Exercise description: Here are some records; copy every line that holds the word "this".

[Some records]
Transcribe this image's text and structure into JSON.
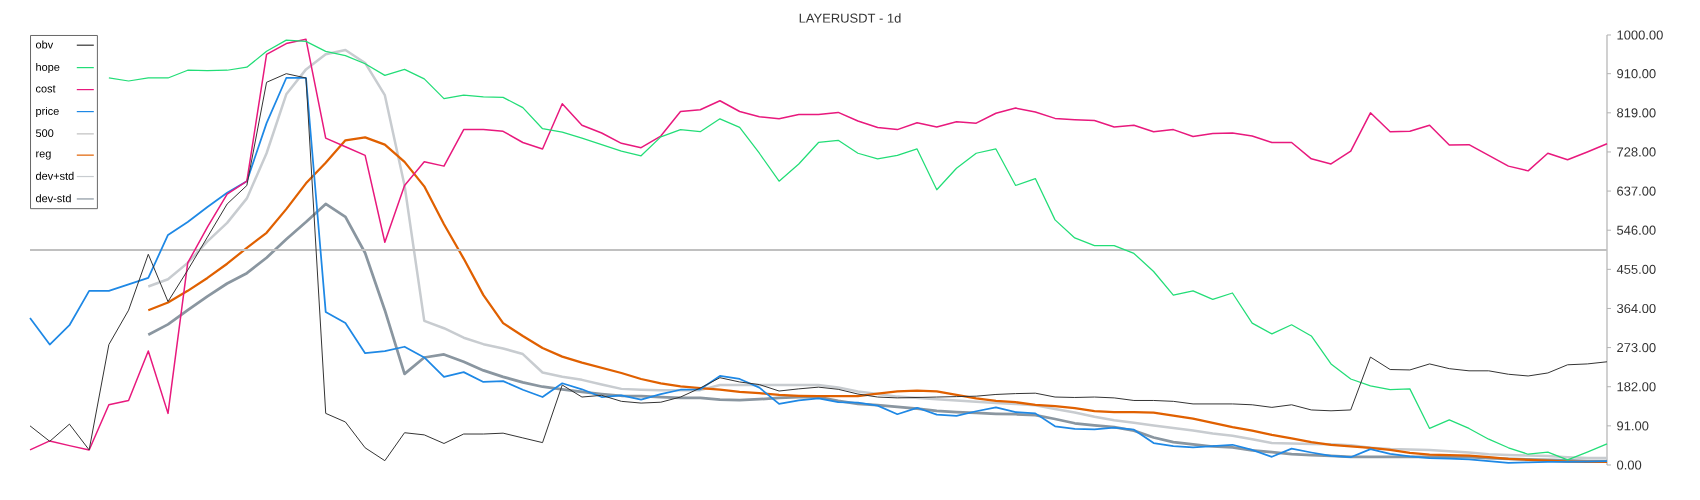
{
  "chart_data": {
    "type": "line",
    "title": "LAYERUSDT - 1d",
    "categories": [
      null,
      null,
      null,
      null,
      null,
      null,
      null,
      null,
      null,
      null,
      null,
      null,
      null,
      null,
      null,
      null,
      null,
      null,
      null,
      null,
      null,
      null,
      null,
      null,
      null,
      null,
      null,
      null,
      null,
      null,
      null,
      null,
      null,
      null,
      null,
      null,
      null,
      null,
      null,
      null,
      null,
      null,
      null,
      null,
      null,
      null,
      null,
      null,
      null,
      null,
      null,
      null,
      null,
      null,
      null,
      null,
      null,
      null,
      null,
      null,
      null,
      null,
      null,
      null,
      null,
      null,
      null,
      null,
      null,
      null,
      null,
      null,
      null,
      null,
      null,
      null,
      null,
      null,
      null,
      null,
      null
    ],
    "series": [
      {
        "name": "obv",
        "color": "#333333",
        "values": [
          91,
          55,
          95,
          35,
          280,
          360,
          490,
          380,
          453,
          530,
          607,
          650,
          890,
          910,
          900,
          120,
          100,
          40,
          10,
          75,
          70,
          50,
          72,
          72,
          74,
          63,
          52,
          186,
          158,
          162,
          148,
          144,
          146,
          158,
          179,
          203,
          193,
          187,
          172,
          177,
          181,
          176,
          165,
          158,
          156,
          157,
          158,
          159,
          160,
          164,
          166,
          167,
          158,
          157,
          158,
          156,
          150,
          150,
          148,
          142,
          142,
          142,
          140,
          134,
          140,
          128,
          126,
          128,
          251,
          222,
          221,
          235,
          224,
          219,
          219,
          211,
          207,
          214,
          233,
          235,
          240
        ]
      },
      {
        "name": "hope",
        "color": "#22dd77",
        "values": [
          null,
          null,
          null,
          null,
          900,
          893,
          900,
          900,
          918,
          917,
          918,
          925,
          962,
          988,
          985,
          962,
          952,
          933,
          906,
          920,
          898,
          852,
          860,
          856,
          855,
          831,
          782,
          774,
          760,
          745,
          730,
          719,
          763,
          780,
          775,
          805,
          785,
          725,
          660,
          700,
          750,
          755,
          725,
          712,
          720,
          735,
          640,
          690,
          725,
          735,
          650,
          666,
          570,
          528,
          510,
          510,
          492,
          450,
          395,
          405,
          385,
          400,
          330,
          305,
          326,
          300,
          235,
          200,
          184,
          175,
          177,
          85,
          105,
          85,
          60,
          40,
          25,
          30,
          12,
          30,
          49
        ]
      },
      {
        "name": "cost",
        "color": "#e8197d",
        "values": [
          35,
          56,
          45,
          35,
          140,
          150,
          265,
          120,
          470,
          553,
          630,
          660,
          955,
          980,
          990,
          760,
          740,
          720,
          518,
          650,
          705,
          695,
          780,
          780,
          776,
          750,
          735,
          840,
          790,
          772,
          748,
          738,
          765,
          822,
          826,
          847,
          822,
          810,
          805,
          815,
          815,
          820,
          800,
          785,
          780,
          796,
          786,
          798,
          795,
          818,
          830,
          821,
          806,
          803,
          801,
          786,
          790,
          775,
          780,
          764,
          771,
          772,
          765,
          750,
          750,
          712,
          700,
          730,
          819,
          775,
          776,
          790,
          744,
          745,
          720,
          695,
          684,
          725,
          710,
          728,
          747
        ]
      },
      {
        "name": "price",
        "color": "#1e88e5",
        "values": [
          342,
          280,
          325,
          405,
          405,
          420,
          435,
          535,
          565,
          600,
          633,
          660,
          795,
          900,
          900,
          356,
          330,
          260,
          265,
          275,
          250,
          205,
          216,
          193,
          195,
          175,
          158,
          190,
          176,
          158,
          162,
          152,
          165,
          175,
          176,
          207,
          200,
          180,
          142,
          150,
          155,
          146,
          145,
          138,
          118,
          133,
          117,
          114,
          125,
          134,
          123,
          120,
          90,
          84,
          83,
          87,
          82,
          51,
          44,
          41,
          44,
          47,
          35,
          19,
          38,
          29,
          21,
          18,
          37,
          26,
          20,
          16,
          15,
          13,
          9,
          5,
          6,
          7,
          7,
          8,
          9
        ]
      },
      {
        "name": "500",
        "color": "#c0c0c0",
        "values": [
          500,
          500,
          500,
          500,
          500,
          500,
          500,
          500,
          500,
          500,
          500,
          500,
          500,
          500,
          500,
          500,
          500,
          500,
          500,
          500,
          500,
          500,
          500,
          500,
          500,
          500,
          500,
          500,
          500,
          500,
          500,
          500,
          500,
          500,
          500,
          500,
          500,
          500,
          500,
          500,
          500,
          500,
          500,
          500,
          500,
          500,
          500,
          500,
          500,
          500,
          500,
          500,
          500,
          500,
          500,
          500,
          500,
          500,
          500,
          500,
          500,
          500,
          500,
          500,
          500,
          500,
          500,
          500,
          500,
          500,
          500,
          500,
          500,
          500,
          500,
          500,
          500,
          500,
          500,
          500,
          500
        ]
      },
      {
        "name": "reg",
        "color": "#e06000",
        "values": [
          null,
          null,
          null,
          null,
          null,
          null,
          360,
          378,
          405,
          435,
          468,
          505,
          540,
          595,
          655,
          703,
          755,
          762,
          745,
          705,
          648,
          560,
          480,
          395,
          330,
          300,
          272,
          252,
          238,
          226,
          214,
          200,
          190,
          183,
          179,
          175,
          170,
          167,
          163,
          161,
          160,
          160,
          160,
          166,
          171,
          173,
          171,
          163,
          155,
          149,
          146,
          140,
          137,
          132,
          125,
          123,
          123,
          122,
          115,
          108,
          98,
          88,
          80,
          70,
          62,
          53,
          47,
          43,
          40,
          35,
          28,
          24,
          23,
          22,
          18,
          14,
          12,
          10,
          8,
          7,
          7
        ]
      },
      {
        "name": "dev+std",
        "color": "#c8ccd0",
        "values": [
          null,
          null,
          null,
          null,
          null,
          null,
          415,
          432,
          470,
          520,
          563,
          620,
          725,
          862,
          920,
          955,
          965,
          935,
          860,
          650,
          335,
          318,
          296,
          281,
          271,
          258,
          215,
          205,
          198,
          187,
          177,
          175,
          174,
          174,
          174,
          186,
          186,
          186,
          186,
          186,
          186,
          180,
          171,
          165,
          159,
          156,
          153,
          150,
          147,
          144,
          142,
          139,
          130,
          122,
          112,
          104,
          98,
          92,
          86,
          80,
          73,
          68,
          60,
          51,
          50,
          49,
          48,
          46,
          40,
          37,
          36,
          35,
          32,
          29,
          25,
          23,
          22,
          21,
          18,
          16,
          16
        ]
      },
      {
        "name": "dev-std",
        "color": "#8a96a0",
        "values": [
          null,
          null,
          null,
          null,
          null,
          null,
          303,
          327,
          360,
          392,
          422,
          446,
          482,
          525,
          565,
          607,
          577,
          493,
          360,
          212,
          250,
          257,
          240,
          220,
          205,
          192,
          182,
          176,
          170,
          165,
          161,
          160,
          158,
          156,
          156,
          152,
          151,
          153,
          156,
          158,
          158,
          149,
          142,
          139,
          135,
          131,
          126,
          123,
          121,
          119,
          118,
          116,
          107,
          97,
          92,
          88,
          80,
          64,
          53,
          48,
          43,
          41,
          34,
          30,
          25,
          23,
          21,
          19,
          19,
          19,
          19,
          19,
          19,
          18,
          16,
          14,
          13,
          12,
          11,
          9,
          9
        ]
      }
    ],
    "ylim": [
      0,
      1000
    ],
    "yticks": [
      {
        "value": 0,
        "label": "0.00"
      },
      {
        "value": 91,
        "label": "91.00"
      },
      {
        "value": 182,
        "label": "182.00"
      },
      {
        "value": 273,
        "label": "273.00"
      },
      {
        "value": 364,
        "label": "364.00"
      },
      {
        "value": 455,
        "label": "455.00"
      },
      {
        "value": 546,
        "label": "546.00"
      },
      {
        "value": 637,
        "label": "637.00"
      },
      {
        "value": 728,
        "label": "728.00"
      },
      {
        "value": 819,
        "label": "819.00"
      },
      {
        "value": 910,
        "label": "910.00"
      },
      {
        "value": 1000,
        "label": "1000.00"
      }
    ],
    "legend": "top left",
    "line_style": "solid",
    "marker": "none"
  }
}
==
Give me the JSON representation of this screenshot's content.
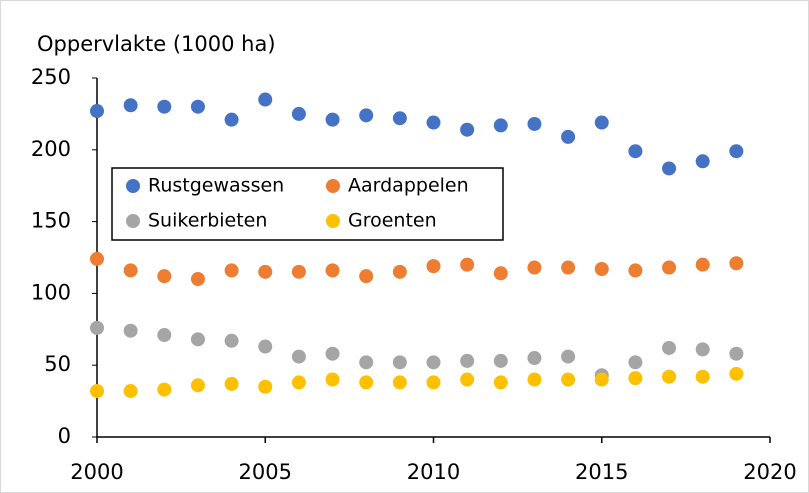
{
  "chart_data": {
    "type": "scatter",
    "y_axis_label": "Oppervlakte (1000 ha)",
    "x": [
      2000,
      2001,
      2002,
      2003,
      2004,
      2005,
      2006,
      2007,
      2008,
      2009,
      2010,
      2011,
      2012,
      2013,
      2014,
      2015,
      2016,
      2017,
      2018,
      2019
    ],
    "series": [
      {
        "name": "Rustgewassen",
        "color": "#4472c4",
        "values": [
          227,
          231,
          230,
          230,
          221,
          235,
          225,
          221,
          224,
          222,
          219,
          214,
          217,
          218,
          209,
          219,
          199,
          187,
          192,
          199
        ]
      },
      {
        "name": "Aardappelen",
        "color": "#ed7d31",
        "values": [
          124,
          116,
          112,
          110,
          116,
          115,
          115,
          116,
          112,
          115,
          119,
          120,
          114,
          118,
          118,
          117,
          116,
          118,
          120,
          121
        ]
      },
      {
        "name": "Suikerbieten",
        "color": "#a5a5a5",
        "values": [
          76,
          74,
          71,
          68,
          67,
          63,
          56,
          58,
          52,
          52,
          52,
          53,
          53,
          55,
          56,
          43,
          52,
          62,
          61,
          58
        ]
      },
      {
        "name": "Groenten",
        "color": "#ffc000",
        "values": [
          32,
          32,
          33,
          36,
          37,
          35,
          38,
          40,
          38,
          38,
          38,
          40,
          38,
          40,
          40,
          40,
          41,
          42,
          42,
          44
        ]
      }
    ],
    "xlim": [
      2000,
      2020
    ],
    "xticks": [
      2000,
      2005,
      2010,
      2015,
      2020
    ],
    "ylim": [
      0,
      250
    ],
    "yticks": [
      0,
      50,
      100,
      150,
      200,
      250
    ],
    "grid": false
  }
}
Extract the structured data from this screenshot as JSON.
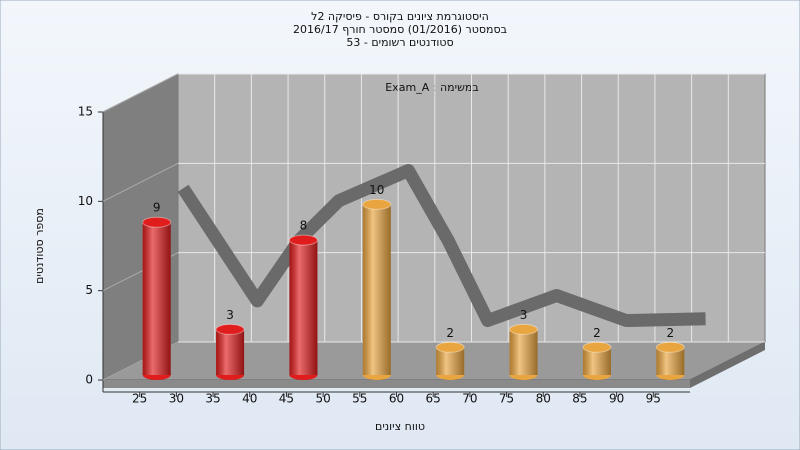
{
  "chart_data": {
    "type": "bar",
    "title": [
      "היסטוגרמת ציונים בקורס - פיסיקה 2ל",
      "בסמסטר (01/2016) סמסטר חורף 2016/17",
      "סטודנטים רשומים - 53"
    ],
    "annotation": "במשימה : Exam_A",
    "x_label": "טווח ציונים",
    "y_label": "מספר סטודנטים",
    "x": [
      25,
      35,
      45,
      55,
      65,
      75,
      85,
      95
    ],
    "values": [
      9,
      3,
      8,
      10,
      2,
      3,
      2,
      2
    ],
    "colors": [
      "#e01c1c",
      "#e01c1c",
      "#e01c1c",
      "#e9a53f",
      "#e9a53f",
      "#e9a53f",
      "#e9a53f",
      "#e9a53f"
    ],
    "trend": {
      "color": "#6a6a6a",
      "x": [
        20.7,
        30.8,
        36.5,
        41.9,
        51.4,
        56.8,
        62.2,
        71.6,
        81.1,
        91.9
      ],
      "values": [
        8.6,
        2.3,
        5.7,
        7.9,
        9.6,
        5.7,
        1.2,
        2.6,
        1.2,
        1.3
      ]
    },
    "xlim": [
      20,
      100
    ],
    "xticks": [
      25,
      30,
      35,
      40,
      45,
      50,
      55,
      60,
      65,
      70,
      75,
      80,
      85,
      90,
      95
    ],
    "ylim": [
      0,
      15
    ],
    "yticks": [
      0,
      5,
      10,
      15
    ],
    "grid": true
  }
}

Exercise solution:
Transcribe this image's text and structure into JSON.
Give me the JSON representation of this screenshot's content.
Extract the structured data from this screenshot as JSON.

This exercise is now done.